>>>
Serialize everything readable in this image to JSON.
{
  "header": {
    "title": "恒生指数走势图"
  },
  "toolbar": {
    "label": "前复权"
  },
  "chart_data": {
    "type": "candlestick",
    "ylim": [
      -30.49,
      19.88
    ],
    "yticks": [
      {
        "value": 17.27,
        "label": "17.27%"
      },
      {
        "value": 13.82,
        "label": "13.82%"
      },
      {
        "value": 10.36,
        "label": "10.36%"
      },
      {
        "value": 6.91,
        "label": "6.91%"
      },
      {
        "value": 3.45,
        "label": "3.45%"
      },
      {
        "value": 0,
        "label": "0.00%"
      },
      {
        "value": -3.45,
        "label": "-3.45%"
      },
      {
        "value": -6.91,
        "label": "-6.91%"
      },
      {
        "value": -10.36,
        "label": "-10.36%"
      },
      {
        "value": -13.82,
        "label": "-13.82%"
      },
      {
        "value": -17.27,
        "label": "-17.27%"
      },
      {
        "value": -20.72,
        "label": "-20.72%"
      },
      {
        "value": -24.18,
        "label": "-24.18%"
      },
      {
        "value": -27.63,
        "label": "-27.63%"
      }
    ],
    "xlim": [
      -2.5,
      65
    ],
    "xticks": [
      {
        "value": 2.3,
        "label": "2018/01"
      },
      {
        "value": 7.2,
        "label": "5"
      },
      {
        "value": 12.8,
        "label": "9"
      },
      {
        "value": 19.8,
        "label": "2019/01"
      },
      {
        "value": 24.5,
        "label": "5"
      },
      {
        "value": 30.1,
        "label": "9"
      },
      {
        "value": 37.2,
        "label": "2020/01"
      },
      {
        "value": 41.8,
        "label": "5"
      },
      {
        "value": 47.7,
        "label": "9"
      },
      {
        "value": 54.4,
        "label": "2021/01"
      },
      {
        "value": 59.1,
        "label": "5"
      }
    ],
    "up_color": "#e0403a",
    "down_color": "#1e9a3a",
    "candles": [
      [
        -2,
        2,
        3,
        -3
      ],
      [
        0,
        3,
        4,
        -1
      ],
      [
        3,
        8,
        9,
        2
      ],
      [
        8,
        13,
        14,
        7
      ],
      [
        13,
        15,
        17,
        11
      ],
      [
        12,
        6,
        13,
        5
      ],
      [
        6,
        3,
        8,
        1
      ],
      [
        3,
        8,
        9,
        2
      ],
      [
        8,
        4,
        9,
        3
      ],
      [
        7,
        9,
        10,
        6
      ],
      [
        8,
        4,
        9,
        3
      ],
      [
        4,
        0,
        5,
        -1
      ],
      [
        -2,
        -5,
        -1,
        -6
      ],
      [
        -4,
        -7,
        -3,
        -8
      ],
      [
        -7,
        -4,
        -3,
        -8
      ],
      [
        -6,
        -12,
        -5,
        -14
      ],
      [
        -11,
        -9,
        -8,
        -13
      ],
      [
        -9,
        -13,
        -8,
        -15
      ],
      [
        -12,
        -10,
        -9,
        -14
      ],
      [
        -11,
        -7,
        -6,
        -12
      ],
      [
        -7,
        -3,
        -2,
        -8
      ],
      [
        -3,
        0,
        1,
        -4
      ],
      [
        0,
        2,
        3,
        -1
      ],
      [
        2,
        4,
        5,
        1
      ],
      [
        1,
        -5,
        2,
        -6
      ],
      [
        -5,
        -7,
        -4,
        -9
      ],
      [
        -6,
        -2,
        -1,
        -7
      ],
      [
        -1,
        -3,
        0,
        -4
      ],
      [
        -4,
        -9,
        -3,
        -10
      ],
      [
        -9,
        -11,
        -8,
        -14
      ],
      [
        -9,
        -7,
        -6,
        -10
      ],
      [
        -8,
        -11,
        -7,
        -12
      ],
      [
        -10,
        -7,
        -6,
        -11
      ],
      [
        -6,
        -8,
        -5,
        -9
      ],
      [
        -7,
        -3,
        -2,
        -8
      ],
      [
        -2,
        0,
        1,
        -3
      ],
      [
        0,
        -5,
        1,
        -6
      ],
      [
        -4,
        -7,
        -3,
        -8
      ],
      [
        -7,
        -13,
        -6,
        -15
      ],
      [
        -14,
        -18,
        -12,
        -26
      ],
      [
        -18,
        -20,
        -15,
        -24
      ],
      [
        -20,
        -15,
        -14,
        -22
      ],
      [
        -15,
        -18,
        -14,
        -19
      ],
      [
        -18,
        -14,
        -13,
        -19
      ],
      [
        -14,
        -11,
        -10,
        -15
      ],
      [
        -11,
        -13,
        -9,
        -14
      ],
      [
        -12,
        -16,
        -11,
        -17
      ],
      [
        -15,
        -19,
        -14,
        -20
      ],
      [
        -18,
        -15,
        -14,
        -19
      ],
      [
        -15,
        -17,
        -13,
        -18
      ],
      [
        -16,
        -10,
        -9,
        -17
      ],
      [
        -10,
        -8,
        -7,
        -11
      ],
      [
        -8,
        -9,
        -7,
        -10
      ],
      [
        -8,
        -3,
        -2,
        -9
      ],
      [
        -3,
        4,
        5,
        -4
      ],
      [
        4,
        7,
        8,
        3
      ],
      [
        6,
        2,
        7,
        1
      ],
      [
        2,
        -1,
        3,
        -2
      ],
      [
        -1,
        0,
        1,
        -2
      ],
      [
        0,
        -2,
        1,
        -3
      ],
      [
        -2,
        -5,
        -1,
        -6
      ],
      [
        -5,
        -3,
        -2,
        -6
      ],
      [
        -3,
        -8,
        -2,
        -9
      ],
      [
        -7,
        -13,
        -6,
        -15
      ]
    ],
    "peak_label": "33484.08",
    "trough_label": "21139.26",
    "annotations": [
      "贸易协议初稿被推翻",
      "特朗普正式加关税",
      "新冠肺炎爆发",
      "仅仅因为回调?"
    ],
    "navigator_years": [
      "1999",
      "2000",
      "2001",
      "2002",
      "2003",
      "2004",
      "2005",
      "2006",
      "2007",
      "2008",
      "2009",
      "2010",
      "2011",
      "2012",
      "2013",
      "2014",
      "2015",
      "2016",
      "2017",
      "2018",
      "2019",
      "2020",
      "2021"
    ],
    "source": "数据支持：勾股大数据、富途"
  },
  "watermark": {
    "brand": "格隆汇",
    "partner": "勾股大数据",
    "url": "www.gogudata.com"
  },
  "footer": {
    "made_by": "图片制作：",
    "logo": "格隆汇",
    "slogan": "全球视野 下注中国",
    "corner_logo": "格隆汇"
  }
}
<<<
Every line of the data above should be reproduced word for word.

Serialize everything readable in this image to JSON.
{
  "header": {
    "title": "恒生指数走势图"
  },
  "toolbar": {
    "label": "前复权"
  },
  "chart_data": {
    "type": "candlestick",
    "ylim": [
      -30.49,
      19.88
    ],
    "yticks": [
      {
        "value": 17.27,
        "label": "17.27%"
      },
      {
        "value": 13.82,
        "label": "13.82%"
      },
      {
        "value": 10.36,
        "label": "10.36%"
      },
      {
        "value": 6.91,
        "label": "6.91%"
      },
      {
        "value": 3.45,
        "label": "3.45%"
      },
      {
        "value": 0,
        "label": "0.00%"
      },
      {
        "value": -3.45,
        "label": "-3.45%"
      },
      {
        "value": -6.91,
        "label": "-6.91%"
      },
      {
        "value": -10.36,
        "label": "-10.36%"
      },
      {
        "value": -13.82,
        "label": "-13.82%"
      },
      {
        "value": -17.27,
        "label": "-17.27%"
      },
      {
        "value": -20.72,
        "label": "-20.72%"
      },
      {
        "value": -24.18,
        "label": "-24.18%"
      },
      {
        "value": -27.63,
        "label": "-27.63%"
      }
    ],
    "xlim": [
      -2.5,
      65
    ],
    "xticks": [
      {
        "value": 2.3,
        "label": "2018/01"
      },
      {
        "value": 7.2,
        "label": "5"
      },
      {
        "value": 12.8,
        "label": "9"
      },
      {
        "value": 19.8,
        "label": "2019/01"
      },
      {
        "value": 24.5,
        "label": "5"
      },
      {
        "value": 30.1,
        "label": "9"
      },
      {
        "value": 37.2,
        "label": "2020/01"
      },
      {
        "value": 41.8,
        "label": "5"
      },
      {
        "value": 47.7,
        "label": "9"
      },
      {
        "value": 54.4,
        "label": "2021/01"
      },
      {
        "value": 59.1,
        "label": "5"
      }
    ],
    "up_color": "#e0403a",
    "down_color": "#1e9a3a",
    "candles": [
      [
        -2,
        2,
        3,
        -3
      ],
      [
        0,
        3,
        4,
        -1
      ],
      [
        3,
        8,
        9,
        2
      ],
      [
        8,
        13,
        14,
        7
      ],
      [
        13,
        15,
        17,
        11
      ],
      [
        12,
        6,
        13,
        5
      ],
      [
        6,
        3,
        8,
        1
      ],
      [
        3,
        8,
        9,
        2
      ],
      [
        8,
        4,
        9,
        3
      ],
      [
        7,
        9,
        10,
        6
      ],
      [
        8,
        4,
        9,
        3
      ],
      [
        4,
        0,
        5,
        -1
      ],
      [
        -2,
        -5,
        -1,
        -6
      ],
      [
        -4,
        -7,
        -3,
        -8
      ],
      [
        -7,
        -4,
        -3,
        -8
      ],
      [
        -6,
        -12,
        -5,
        -14
      ],
      [
        -11,
        -9,
        -8,
        -13
      ],
      [
        -9,
        -13,
        -8,
        -15
      ],
      [
        -12,
        -10,
        -9,
        -14
      ],
      [
        -11,
        -7,
        -6,
        -12
      ],
      [
        -7,
        -3,
        -2,
        -8
      ],
      [
        -3,
        0,
        1,
        -4
      ],
      [
        0,
        2,
        3,
        -1
      ],
      [
        2,
        4,
        5,
        1
      ],
      [
        1,
        -5,
        2,
        -6
      ],
      [
        -5,
        -7,
        -4,
        -9
      ],
      [
        -6,
        -2,
        -1,
        -7
      ],
      [
        -1,
        -3,
        0,
        -4
      ],
      [
        -4,
        -9,
        -3,
        -10
      ],
      [
        -9,
        -11,
        -8,
        -14
      ],
      [
        -9,
        -7,
        -6,
        -10
      ],
      [
        -8,
        -11,
        -7,
        -12
      ],
      [
        -10,
        -7,
        -6,
        -11
      ],
      [
        -6,
        -8,
        -5,
        -9
      ],
      [
        -7,
        -3,
        -2,
        -8
      ],
      [
        -2,
        0,
        1,
        -3
      ],
      [
        0,
        -5,
        1,
        -6
      ],
      [
        -4,
        -7,
        -3,
        -8
      ],
      [
        -7,
        -13,
        -6,
        -15
      ],
      [
        -14,
        -18,
        -12,
        -26
      ],
      [
        -18,
        -20,
        -15,
        -24
      ],
      [
        -20,
        -15,
        -14,
        -22
      ],
      [
        -15,
        -18,
        -14,
        -19
      ],
      [
        -18,
        -14,
        -13,
        -19
      ],
      [
        -14,
        -11,
        -10,
        -15
      ],
      [
        -11,
        -13,
        -9,
        -14
      ],
      [
        -12,
        -16,
        -11,
        -17
      ],
      [
        -15,
        -19,
        -14,
        -20
      ],
      [
        -18,
        -15,
        -14,
        -19
      ],
      [
        -15,
        -17,
        -13,
        -18
      ],
      [
        -16,
        -10,
        -9,
        -17
      ],
      [
        -10,
        -8,
        -7,
        -11
      ],
      [
        -8,
        -9,
        -7,
        -10
      ],
      [
        -8,
        -3,
        -2,
        -9
      ],
      [
        -3,
        4,
        5,
        -4
      ],
      [
        4,
        7,
        8,
        3
      ],
      [
        6,
        2,
        7,
        1
      ],
      [
        2,
        -1,
        3,
        -2
      ],
      [
        -1,
        0,
        1,
        -2
      ],
      [
        0,
        -2,
        1,
        -3
      ],
      [
        -2,
        -5,
        -1,
        -6
      ],
      [
        -5,
        -3,
        -2,
        -6
      ],
      [
        -3,
        -8,
        -2,
        -9
      ],
      [
        -7,
        -13,
        -6,
        -15
      ]
    ],
    "peak_label": "33484.08",
    "trough_label": "21139.26",
    "annotations": [
      "贸易协议初稿被推翻",
      "特朗普正式加关税",
      "新冠肺炎爆发",
      "仅仅因为回调?"
    ],
    "navigator_years": [
      "1999",
      "2000",
      "2001",
      "2002",
      "2003",
      "2004",
      "2005",
      "2006",
      "2007",
      "2008",
      "2009",
      "2010",
      "2011",
      "2012",
      "2013",
      "2014",
      "2015",
      "2016",
      "2017",
      "2018",
      "2019",
      "2020",
      "2021"
    ],
    "source": "数据支持：勾股大数据、富途"
  },
  "watermark": {
    "brand": "格隆汇",
    "partner": "勾股大数据",
    "url": "www.gogudata.com"
  },
  "footer": {
    "made_by": "图片制作：",
    "logo": "格隆汇",
    "slogan": "全球视野 下注中国",
    "corner_logo": "格隆汇"
  }
}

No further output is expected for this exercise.